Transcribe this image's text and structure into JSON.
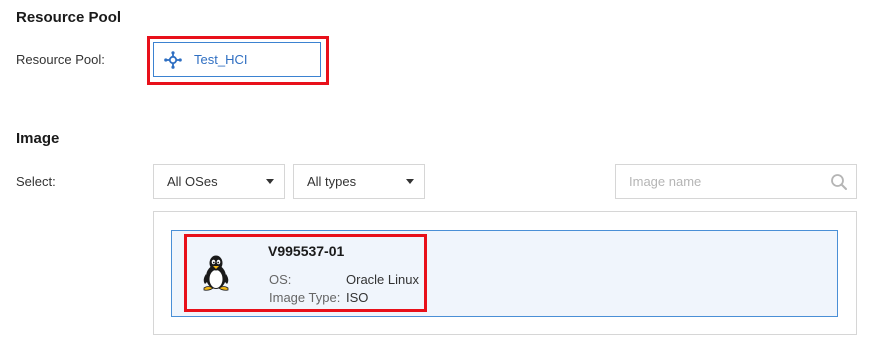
{
  "resource_pool_section": {
    "title": "Resource Pool",
    "label": "Resource Pool:",
    "selected_pool": "Test_HCI",
    "pool_icon": "cluster-icon"
  },
  "image_section": {
    "title": "Image",
    "select_label": "Select:",
    "os_filter": {
      "selected": "All OSes"
    },
    "type_filter": {
      "selected": "All types"
    },
    "search": {
      "placeholder": "Image name",
      "value": ""
    },
    "images": [
      {
        "name": "V995537-01",
        "icon": "linux-penguin-icon",
        "os_label": "OS:",
        "os_value": "Oracle Linux",
        "type_label": "Image Type:",
        "type_value": "ISO",
        "selected": true
      }
    ]
  },
  "colors": {
    "accent": "#3b82d1",
    "highlight": "#e8101a",
    "selected_bg": "#f0f5fc"
  }
}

━━━━━━

Copy out each line word for word, please, skipping the images.

Transcribe this image's text and structure into JSON.
{
  "resource_pool_section": {
    "title": "Resource Pool",
    "label": "Resource Pool:",
    "selected_pool": "Test_HCI",
    "pool_icon": "cluster-icon"
  },
  "image_section": {
    "title": "Image",
    "select_label": "Select:",
    "os_filter": {
      "selected": "All OSes"
    },
    "type_filter": {
      "selected": "All types"
    },
    "search": {
      "placeholder": "Image name",
      "value": ""
    },
    "images": [
      {
        "name": "V995537-01",
        "icon": "linux-penguin-icon",
        "os_label": "OS:",
        "os_value": "Oracle Linux",
        "type_label": "Image Type:",
        "type_value": "ISO",
        "selected": true
      }
    ]
  },
  "colors": {
    "accent": "#3b82d1",
    "highlight": "#e8101a",
    "selected_bg": "#f0f5fc"
  }
}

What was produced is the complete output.